**PAGE EXTRACT:**
*-*-*

This book is in Open Review. I want your feedback to make the book better for you and other readers. To add your annotation, select some text and then click the on the pop-up menu. To see the annotations of others, click the button in the upper right hand corner of the page

9.3 Numerical scale

Finally we come to the discussion of relations between variables measured in numerical scales. The most famous measure in this category is the Pearson’s correlation coefficient, which population value is: \[\begin{equation} \rho_{x,y} = \frac{\sigma_{x,y}}{\sigma_x \sigma_y}, \tag{9.9} \end{equation}\] where \(\sigma_{x,y}\) is the covariance between variables \(x\) and \(y\) (see discussions in Sections 5.1 and 10.2), while \(\sigma_x\) and \(\sigma_y\) are standard deviations of these variables. Typically, we do not know the population values, so this coefficient can be estimated in sample via: \[\begin{equation} r_{x,y} = \frac{\mathrm{cov}(x,y)}{\sqrt{V(x)V(y)}}, \tag{9.10} \end{equation}\] where all the values from (9.9) are substituted by their in-sample estimates. This coefficient measures the strength of linear relation between variables and lies between -1 and 1, where the boundary values correspond to perfect linear relation and 0 implies that there is no linear relation between the variables. In some textbooks the authors claim that this coefficient relies on Normal distribution of variables, but nothing in the formula assumes that. It was originally derived based on the simple linear regression (see Section 10) and its rough idea is to get information about the angle of the straight line drawn on the scatterplot. It might be easier to explain this on an example:

plot(mtcarsData$disp,mtcarsData$mpg,
     xlab="Displacement",ylab="Mileage")

*-*-*

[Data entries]
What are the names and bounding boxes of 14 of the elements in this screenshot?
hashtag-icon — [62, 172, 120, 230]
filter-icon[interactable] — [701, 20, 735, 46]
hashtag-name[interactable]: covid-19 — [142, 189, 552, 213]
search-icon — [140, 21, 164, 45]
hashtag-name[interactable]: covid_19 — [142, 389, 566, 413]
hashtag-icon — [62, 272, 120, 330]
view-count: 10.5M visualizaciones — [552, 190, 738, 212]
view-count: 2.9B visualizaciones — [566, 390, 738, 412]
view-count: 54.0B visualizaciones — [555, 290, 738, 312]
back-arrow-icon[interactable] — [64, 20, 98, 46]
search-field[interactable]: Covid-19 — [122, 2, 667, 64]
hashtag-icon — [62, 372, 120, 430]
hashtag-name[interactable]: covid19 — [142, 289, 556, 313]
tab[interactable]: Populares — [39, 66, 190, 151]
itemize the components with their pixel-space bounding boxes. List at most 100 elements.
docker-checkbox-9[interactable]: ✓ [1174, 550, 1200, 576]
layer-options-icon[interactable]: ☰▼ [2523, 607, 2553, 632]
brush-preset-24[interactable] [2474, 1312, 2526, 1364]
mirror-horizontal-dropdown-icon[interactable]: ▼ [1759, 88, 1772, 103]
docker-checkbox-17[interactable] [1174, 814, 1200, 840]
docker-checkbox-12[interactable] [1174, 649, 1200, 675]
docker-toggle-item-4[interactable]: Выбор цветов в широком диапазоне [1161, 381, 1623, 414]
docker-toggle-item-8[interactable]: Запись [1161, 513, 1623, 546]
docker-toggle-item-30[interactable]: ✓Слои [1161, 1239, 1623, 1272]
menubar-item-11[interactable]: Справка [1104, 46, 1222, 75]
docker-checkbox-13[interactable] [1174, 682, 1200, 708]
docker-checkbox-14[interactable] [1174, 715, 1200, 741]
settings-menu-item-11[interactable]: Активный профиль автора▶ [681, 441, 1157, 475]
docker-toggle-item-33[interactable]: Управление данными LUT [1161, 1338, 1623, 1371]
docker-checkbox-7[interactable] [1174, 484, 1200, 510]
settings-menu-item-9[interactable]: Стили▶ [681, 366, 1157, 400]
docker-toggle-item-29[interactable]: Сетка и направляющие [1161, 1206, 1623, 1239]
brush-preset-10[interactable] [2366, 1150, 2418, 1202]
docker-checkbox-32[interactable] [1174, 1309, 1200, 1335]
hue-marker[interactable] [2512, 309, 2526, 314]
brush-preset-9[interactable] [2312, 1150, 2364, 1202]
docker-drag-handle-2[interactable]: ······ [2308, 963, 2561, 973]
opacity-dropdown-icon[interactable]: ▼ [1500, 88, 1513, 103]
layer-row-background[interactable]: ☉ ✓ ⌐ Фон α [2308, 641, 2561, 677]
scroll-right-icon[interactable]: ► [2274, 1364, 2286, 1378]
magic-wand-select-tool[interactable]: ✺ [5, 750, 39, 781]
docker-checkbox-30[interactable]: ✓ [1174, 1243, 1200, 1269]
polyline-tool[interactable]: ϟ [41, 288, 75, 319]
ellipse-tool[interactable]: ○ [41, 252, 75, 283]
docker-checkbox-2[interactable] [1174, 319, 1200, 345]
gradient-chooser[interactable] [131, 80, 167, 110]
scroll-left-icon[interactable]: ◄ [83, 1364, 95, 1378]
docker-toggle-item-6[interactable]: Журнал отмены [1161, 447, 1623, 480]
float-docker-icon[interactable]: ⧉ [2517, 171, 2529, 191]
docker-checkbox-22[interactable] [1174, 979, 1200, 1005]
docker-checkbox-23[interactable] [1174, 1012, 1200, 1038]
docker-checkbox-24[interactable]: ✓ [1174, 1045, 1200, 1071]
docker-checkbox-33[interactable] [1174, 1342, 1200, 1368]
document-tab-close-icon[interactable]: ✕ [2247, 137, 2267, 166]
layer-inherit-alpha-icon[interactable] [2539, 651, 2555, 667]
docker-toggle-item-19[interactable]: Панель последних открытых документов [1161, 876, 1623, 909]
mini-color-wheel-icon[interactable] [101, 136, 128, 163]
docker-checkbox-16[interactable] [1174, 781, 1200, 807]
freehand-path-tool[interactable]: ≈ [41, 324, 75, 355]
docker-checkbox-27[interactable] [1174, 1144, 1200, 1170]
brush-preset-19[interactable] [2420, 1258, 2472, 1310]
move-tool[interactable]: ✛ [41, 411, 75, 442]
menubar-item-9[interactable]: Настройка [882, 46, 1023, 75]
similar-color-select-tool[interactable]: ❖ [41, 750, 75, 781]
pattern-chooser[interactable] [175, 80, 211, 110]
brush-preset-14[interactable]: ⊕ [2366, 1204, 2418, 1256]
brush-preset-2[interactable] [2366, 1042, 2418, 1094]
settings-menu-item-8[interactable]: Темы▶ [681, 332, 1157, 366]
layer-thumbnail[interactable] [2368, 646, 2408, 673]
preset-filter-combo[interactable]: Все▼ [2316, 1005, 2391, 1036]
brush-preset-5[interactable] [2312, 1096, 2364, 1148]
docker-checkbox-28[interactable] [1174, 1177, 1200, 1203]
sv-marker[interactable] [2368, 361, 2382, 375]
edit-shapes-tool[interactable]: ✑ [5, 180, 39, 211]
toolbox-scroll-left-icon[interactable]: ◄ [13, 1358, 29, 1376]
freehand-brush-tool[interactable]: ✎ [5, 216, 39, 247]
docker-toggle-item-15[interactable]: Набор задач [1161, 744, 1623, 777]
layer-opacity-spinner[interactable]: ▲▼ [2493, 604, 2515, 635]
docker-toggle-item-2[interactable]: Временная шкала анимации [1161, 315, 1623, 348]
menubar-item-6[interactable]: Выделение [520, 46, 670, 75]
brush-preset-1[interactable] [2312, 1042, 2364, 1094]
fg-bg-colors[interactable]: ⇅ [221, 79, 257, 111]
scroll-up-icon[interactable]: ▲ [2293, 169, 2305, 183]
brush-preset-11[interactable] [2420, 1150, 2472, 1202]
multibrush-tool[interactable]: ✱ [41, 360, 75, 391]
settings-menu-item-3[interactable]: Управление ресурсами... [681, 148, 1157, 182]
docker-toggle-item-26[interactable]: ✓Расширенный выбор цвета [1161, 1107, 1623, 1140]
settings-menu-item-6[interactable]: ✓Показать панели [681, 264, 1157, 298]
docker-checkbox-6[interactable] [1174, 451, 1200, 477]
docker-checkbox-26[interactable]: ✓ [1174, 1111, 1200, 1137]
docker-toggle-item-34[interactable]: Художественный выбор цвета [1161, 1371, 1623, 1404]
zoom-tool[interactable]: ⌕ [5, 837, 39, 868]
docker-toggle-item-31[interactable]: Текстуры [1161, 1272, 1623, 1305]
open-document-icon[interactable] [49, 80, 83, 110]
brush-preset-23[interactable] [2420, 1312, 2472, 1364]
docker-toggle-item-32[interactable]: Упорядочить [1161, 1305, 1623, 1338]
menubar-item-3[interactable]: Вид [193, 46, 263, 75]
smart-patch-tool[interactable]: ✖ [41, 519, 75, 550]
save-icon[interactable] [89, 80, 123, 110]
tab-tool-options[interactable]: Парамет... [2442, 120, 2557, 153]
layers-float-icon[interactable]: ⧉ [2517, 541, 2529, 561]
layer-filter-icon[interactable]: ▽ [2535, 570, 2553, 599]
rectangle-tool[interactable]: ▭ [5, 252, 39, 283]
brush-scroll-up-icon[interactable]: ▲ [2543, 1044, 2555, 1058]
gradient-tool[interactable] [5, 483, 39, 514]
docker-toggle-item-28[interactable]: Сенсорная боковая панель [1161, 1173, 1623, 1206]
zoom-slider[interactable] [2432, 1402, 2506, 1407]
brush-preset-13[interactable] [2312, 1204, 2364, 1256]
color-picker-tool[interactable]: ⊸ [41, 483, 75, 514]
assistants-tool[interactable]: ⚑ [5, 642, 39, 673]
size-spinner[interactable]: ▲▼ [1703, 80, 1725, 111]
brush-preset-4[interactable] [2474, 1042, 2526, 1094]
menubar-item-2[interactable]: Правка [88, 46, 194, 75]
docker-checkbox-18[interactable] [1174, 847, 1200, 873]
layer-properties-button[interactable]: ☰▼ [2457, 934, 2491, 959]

*-*-*

**THE TASK:**
According to the section on numerical scales, what was the Pearson's correlation coefficient originally derived from?

**SOLUTION:**
It was originally derived from the simple linear regression.